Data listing
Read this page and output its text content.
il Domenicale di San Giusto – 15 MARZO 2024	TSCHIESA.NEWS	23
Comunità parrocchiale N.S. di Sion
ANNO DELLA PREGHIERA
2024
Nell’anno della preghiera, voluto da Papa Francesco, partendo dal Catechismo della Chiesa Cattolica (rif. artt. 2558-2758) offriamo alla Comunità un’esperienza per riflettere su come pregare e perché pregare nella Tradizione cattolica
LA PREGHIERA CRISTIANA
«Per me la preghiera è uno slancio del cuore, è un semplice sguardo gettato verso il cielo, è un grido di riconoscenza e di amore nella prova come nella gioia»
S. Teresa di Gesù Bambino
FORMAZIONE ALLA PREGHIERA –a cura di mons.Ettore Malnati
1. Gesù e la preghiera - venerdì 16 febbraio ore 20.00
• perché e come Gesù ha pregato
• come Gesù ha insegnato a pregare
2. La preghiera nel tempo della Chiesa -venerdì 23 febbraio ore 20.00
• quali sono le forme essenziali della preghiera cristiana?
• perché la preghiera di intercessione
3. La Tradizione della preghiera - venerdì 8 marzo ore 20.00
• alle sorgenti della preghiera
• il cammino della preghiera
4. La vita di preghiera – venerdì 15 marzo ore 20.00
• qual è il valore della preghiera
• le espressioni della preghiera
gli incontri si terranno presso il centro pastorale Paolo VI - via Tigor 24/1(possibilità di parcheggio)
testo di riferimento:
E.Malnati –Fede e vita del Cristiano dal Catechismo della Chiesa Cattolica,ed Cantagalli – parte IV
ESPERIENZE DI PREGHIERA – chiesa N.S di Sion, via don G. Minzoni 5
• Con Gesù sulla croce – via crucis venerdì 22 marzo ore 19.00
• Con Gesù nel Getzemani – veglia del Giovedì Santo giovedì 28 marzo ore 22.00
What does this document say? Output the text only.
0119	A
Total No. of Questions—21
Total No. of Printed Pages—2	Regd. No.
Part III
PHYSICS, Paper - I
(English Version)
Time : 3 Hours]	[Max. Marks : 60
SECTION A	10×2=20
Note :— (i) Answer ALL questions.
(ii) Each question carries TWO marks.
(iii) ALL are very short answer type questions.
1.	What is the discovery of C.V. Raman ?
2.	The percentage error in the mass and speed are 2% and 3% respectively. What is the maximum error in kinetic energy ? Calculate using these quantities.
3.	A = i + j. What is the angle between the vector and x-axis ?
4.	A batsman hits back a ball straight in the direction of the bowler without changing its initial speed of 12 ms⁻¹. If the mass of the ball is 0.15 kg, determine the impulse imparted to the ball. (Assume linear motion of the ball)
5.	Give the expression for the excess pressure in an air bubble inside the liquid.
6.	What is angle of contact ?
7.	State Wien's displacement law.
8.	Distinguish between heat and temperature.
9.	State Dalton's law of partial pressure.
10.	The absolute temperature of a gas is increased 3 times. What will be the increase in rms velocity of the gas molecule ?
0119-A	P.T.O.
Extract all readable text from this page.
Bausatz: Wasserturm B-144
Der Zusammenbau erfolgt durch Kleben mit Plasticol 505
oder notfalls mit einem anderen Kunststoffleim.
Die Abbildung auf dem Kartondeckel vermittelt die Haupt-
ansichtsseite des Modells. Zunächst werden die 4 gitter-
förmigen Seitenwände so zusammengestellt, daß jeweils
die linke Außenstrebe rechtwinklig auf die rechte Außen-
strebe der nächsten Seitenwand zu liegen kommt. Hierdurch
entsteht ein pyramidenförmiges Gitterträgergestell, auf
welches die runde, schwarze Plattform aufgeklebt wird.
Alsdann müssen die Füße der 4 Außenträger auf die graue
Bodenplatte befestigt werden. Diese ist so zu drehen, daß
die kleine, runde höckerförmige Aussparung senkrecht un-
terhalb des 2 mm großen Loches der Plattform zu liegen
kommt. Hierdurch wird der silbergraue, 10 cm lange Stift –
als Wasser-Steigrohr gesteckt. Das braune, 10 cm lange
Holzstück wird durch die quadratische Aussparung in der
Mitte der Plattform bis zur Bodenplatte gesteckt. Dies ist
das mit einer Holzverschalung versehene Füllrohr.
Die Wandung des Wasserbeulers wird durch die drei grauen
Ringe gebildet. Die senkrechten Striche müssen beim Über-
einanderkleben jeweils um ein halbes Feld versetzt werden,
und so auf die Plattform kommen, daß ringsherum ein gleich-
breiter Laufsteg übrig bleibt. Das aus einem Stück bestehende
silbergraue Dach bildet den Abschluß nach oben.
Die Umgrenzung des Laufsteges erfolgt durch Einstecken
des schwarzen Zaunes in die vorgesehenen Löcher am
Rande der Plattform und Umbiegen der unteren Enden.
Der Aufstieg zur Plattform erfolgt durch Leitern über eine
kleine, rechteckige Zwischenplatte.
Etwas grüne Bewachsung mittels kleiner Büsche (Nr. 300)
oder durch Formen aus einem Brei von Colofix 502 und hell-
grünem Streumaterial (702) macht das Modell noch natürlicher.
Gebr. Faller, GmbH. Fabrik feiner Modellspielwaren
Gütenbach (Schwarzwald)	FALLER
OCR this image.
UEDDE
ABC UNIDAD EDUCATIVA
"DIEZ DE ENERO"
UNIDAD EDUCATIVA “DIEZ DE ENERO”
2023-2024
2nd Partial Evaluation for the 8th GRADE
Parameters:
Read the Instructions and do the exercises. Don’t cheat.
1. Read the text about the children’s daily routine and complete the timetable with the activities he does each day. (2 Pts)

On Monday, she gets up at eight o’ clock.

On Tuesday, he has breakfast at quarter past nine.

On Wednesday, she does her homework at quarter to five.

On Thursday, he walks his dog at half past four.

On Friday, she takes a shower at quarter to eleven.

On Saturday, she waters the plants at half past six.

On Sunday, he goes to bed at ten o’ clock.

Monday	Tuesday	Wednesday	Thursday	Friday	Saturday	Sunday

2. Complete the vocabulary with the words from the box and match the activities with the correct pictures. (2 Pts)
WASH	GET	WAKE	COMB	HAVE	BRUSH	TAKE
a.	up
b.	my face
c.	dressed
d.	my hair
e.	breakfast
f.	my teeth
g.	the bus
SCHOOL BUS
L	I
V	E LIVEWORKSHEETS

> _Task goal_:
Reproduce the listing above verbatim, from first line to last.

> _Correct output_:
Read this page and output its text content.
il Domenicale di San Giusto – 15 MARZO 2024	TSCHIESA.NEWS	23
Comunità parrocchiale N.S. di Sion
ANNO DELLA PREGHIERA
2024
Nell’anno della preghiera, voluto da Papa Francesco, partendo dal Catechismo della Chiesa Cattolica (rif. artt. 2558-2758) offriamo alla Comunità un’esperienza per riflettere su come pregare e perché pregare nella Tradizione cattolica
LA PREGHIERA CRISTIANA
«Per me la preghiera è uno slancio del cuore, è un semplice sguardo gettato verso il cielo, è un grido di riconoscenza e di amore nella prova come nella gioia»
S. Teresa di Gesù Bambino
FORMAZIONE ALLA PREGHIERA –a cura di mons.Ettore Malnati
1. Gesù e la preghiera - venerdì 16 febbraio ore 20.00
• perché e come Gesù ha pregato
• come Gesù ha insegnato a pregare
2. La preghiera nel tempo della Chiesa -venerdì 23 febbraio ore 20.00
• quali sono le forme essenziali della preghiera cristiana?
• perché la preghiera di intercessione
3. La Tradizione della preghiera - venerdì 8 marzo ore 20.00
• alle sorgenti della preghiera
• il cammino della preghiera
4. La vita di preghiera – venerdì 15 marzo ore 20.00
• qual è il valore della preghiera
• le espressioni della preghiera
gli incontri si terranno presso il centro pastorale Paolo VI - via Tigor 24/1(possibilità di parcheggio)
testo di riferimento:
E.Malnati –Fede e vita del Cristiano dal Catechismo della Chiesa Cattolica,ed Cantagalli – parte IV
ESPERIENZE DI PREGHIERA – chiesa N.S di Sion, via don G. Minzoni 5
• Con Gesù sulla croce – via crucis venerdì 22 marzo ore 19.00
• Con Gesù nel Getzemani – veglia del Giovedì Santo giovedì 28 marzo ore 22.00
What does this document say? Output the text only.
0119	A
Total No. of Questions—21
Total No. of Printed Pages—2	Regd. No.
Part III
PHYSICS, Paper - I
(English Version)
Time : 3 Hours]	[Max. Marks : 60
SECTION A	10×2=20
Note :— (i) Answer ALL questions.
(ii) Each question carries TWO marks.
(iii) ALL are very short answer type questions.
1.	What is the discovery of C.V. Raman ?
2.	The percentage error in the mass and speed are 2% and 3% respectively. What is the maximum error in kinetic energy ? Calculate using these quantities.
3.	A = i + j. What is the angle between the vector and x-axis ?
4.	A batsman hits back a ball straight in the direction of the bowler without changing its initial speed of 12 ms⁻¹. If the mass of the ball is 0.15 kg, determine the impulse imparted to the ball. (Assume linear motion of the ball)
5.	Give the expression for the excess pressure in an air bubble inside the liquid.
6.	What is angle of contact ?
7.	State Wien's displacement law.
8.	Distinguish between heat and temperature.
9.	State Dalton's law of partial pressure.
10.	The absolute temperature of a gas is increased 3 times. What will be the increase in rms velocity of the gas molecule ?
0119-A	P.T.O.
Extract all readable text from this page.
Bausatz: Wasserturm B-144
Der Zusammenbau erfolgt durch Kleben mit Plasticol 505
oder notfalls mit einem anderen Kunststoffleim.
Die Abbildung auf dem Kartondeckel vermittelt die Haupt-
ansichtsseite des Modells. Zunächst werden die 4 gitter-
förmigen Seitenwände so zusammengestellt, daß jeweils
die linke Außenstrebe rechtwinklig auf die rechte Außen-
strebe der nächsten Seitenwand zu liegen kommt. Hierdurch
entsteht ein pyramidenförmiges Gitterträgergestell, auf
welches die runde, schwarze Plattform aufgeklebt wird.
Alsdann müssen die Füße der 4 Außenträger auf die graue
Bodenplatte befestigt werden. Diese ist so zu drehen, daß
die kleine, runde höckerförmige Aussparung senkrecht un-
terhalb des 2 mm großen Loches der Plattform zu liegen
kommt. Hierdurch wird der silbergraue, 10 cm lange Stift –
als Wasser-Steigrohr gesteckt. Das braune, 10 cm lange
Holzstück wird durch die quadratische Aussparung in der
Mitte der Plattform bis zur Bodenplatte gesteckt. Dies ist
das mit einer Holzverschalung versehene Füllrohr.
Die Wandung des Wasserbeulers wird durch die drei grauen
Ringe gebildet. Die senkrechten Striche müssen beim Über-
einanderkleben jeweils um ein halbes Feld versetzt werden,
und so auf die Plattform kommen, daß ringsherum ein gleich-
breiter Laufsteg übrig bleibt. Das aus einem Stück bestehende
silbergraue Dach bildet den Abschluß nach oben.
Die Umgrenzung des Laufsteges erfolgt durch Einstecken
des schwarzen Zaunes in die vorgesehenen Löcher am
Rande der Plattform und Umbiegen der unteren Enden.
Der Aufstieg zur Plattform erfolgt durch Leitern über eine
kleine, rechteckige Zwischenplatte.
Etwas grüne Bewachsung mittels kleiner Büsche (Nr. 300)
oder durch Formen aus einem Brei von Colofix 502 und hell-
grünem Streumaterial (702) macht das Modell noch natürlicher.
Gebr. Faller, GmbH. Fabrik feiner Modellspielwaren
Gütenbach (Schwarzwald)	FALLER
OCR this image.
UEDDE
ABC UNIDAD EDUCATIVA
"DIEZ DE ENERO"
UNIDAD EDUCATIVA “DIEZ DE ENERO”
2023-2024
2nd Partial Evaluation for the 8th GRADE
Parameters:
Read the Instructions and do the exercises. Don’t cheat.
1. Read the text about the children’s daily routine and complete the timetable with the activities he does each day. (2 Pts)

On Monday, she gets up at eight o’ clock.

On Tuesday, he has breakfast at quarter past nine.

On Wednesday, she does her homework at quarter to five.

On Thursday, he walks his dog at half past four.

On Friday, she takes a shower at quarter to eleven.

On Saturday, she waters the plants at half past six.

On Sunday, he goes to bed at ten o’ clock.

Monday	Tuesday	Wednesday	Thursday	Friday	Saturday	Sunday

2. Complete the vocabulary with the words from the box and match the activities with the correct pictures. (2 Pts)
WASH	GET	WAKE	COMB	HAVE	BRUSH	TAKE
a.	up
b.	my face
c.	dressed
d.	my hair
e.	breakfast
f.	my teeth
g.	the bus
SCHOOL BUS
L	I
V	E LIVEWORKSHEETS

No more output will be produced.